◆ OBJECTIVE ◆
Show all lines from the listing below that contain "Package".

........

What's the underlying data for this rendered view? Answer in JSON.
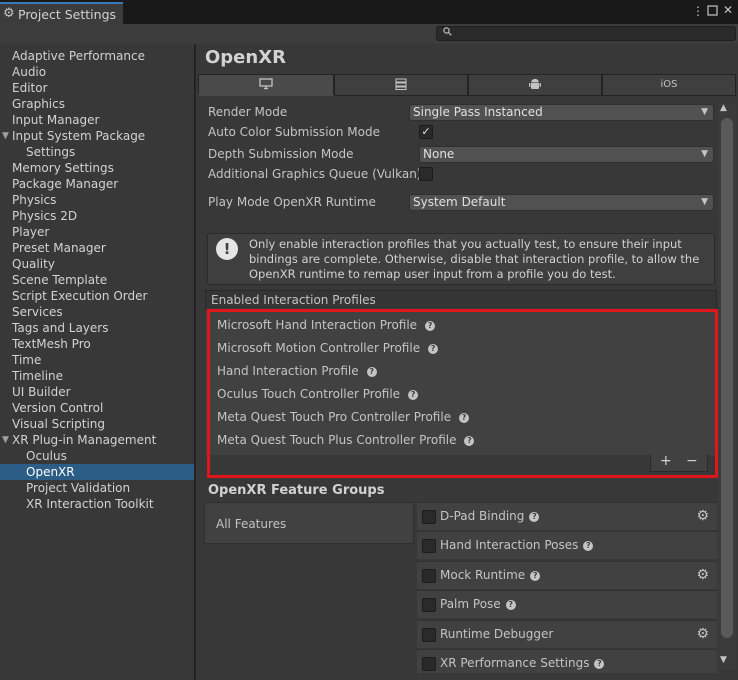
{
  "window": {
    "title": "Project Settings",
    "icons": [
      "gear-icon",
      "kebab-menu-icon",
      "maximize-icon",
      "close-icon"
    ]
  },
  "search": {
    "placeholder": ""
  },
  "sidebar": {
    "items": [
      {
        "label": "Adaptive Performance"
      },
      {
        "label": "Audio"
      },
      {
        "label": "Editor"
      },
      {
        "label": "Graphics"
      },
      {
        "label": "Input Manager"
      },
      {
        "label": "Input System Package"
      },
      {
        "label": "Settings"
      },
      {
        "label": "Memory Settings"
      },
      {
        "label": "Package Manager"
      },
      {
        "label": "Physics"
      },
      {
        "label": "Physics 2D"
      },
      {
        "label": "Player"
      },
      {
        "label": "Preset Manager"
      },
      {
        "label": "Quality"
      },
      {
        "label": "Scene Template"
      },
      {
        "label": "Script Execution Order"
      },
      {
        "label": "Services"
      },
      {
        "label": "Tags and Layers"
      },
      {
        "label": "TextMesh Pro"
      },
      {
        "label": "Time"
      },
      {
        "label": "Timeline"
      },
      {
        "label": "UI Builder"
      },
      {
        "label": "Version Control"
      },
      {
        "label": "Visual Scripting"
      },
      {
        "label": "XR Plug-in Management"
      },
      {
        "label": "Oculus"
      },
      {
        "label": "OpenXR"
      },
      {
        "label": "Project Validation"
      },
      {
        "label": "XR Interaction Toolkit"
      }
    ],
    "selected": "OpenXR"
  },
  "main": {
    "title": "OpenXR",
    "platform_tabs": [
      {
        "icon": "desktop-icon",
        "label": ""
      },
      {
        "icon": "server-icon",
        "label": ""
      },
      {
        "icon": "android-icon",
        "label": ""
      },
      {
        "icon": "",
        "label": "iOS"
      }
    ],
    "settings": {
      "render_mode_label": "Render Mode",
      "render_mode_value": "Single Pass Instanced",
      "auto_color_label": "Auto Color Submission Mode",
      "auto_color_checked": true,
      "depth_label": "Depth Submission Mode",
      "depth_value": "None",
      "graphics_queue_label": "Additional Graphics Queue (Vulkan)",
      "graphics_queue_checked": false,
      "play_mode_label": "Play Mode OpenXR Runtime",
      "play_mode_value": "System Default"
    },
    "help_text": "Only enable interaction profiles that you actually test, to ensure their input bindings are complete. Otherwise, disable that interaction profile, to allow the OpenXR runtime to remap user input from a profile you do test.",
    "profiles_header": "Enabled Interaction Profiles",
    "profiles": [
      {
        "label": "Microsoft Hand Interaction Profile"
      },
      {
        "label": "Microsoft Motion Controller Profile"
      },
      {
        "label": "Hand Interaction Profile"
      },
      {
        "label": "Oculus Touch Controller Profile"
      },
      {
        "label": "Meta Quest Touch Pro Controller Profile"
      },
      {
        "label": "Meta Quest Touch Plus Controller Profile"
      }
    ],
    "list_buttons": {
      "add": "+",
      "remove": "−"
    },
    "feature_groups_title": "OpenXR Feature Groups",
    "feature_group_all": "All Features",
    "features": [
      {
        "label": "D-Pad Binding",
        "checked": false,
        "has_settings": true
      },
      {
        "label": "Hand Interaction Poses",
        "checked": false,
        "has_settings": false
      },
      {
        "label": "Mock Runtime",
        "checked": false,
        "has_settings": true
      },
      {
        "label": "Palm Pose",
        "checked": false,
        "has_settings": false
      },
      {
        "label": "Runtime Debugger",
        "checked": false,
        "has_settings": true
      },
      {
        "label": "XR Performance Settings",
        "checked": false,
        "has_settings": false
      }
    ]
  },
  "colors": {
    "accent_tab": "#3a79bb",
    "selection": "#2c5d87",
    "highlight_outline": "#e1161c"
  }
}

........

◆ FINISHED EXERCISE ◆
        "label": "Input System Package"
        "label": "Package Manager"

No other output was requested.